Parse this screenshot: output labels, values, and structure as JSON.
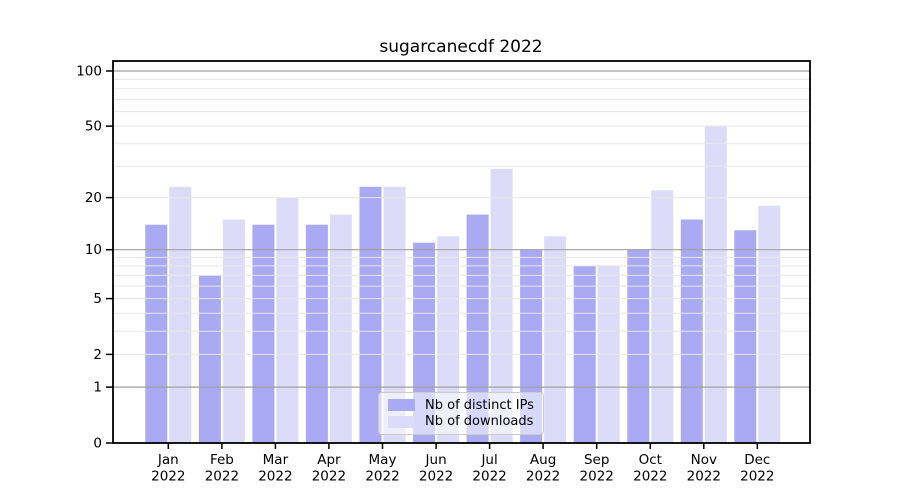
{
  "chart_data": {
    "type": "bar",
    "title": "sugarcanecdf 2022",
    "categories": [
      "Jan 2022",
      "Feb 2022",
      "Mar 2022",
      "Apr 2022",
      "May 2022",
      "Jun 2022",
      "Jul 2022",
      "Aug 2022",
      "Sep 2022",
      "Oct 2022",
      "Nov 2022",
      "Dec 2022"
    ],
    "series": [
      {
        "name": "Nb of distinct IPs",
        "color": "#a9a9f4",
        "values": [
          14,
          7,
          14,
          14,
          23,
          11,
          16,
          10,
          8,
          10,
          15,
          13
        ]
      },
      {
        "name": "Nb of downloads",
        "color": "#dcdcf9",
        "values": [
          23,
          15,
          20,
          16,
          23,
          12,
          29,
          12,
          8,
          22,
          50,
          18
        ]
      }
    ],
    "xlabel": "",
    "ylabel": "",
    "yticks": [
      0,
      1,
      2,
      5,
      10,
      20,
      50,
      100
    ],
    "minor_yticks": [
      2,
      3,
      4,
      5,
      6,
      7,
      8,
      9,
      20,
      30,
      40,
      50,
      60,
      70,
      80,
      90
    ],
    "major_grid_yticks": [
      1,
      10,
      100
    ],
    "y_scale": "symlog",
    "ylim": [
      0,
      113
    ],
    "grid": "horizontal, drawn over bars; darker lines at 1/10/100, faint elsewhere",
    "legend_position": "lower center",
    "colors": {
      "major_grid": "#a0a0a0",
      "minor_grid": "#e7e7e7",
      "axis": "#000000",
      "legend_border": "#cccccc"
    }
  }
}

* The task *
Each entry must be retyped word for word, with every image omitted.

* Answer to the problem *
Parse this screenshot: output labels, values, and structure as JSON.
{
  "chart_data": {
    "type": "bar",
    "title": "sugarcanecdf 2022",
    "categories": [
      "Jan 2022",
      "Feb 2022",
      "Mar 2022",
      "Apr 2022",
      "May 2022",
      "Jun 2022",
      "Jul 2022",
      "Aug 2022",
      "Sep 2022",
      "Oct 2022",
      "Nov 2022",
      "Dec 2022"
    ],
    "series": [
      {
        "name": "Nb of distinct IPs",
        "color": "#a9a9f4",
        "values": [
          14,
          7,
          14,
          14,
          23,
          11,
          16,
          10,
          8,
          10,
          15,
          13
        ]
      },
      {
        "name": "Nb of downloads",
        "color": "#dcdcf9",
        "values": [
          23,
          15,
          20,
          16,
          23,
          12,
          29,
          12,
          8,
          22,
          50,
          18
        ]
      }
    ],
    "xlabel": "",
    "ylabel": "",
    "yticks": [
      0,
      1,
      2,
      5,
      10,
      20,
      50,
      100
    ],
    "minor_yticks": [
      2,
      3,
      4,
      5,
      6,
      7,
      8,
      9,
      20,
      30,
      40,
      50,
      60,
      70,
      80,
      90
    ],
    "major_grid_yticks": [
      1,
      10,
      100
    ],
    "y_scale": "symlog",
    "ylim": [
      0,
      113
    ],
    "grid": "horizontal, drawn over bars; darker lines at 1/10/100, faint elsewhere",
    "legend_position": "lower center",
    "colors": {
      "major_grid": "#a0a0a0",
      "minor_grid": "#e7e7e7",
      "axis": "#000000",
      "legend_border": "#cccccc"
    }
  }
}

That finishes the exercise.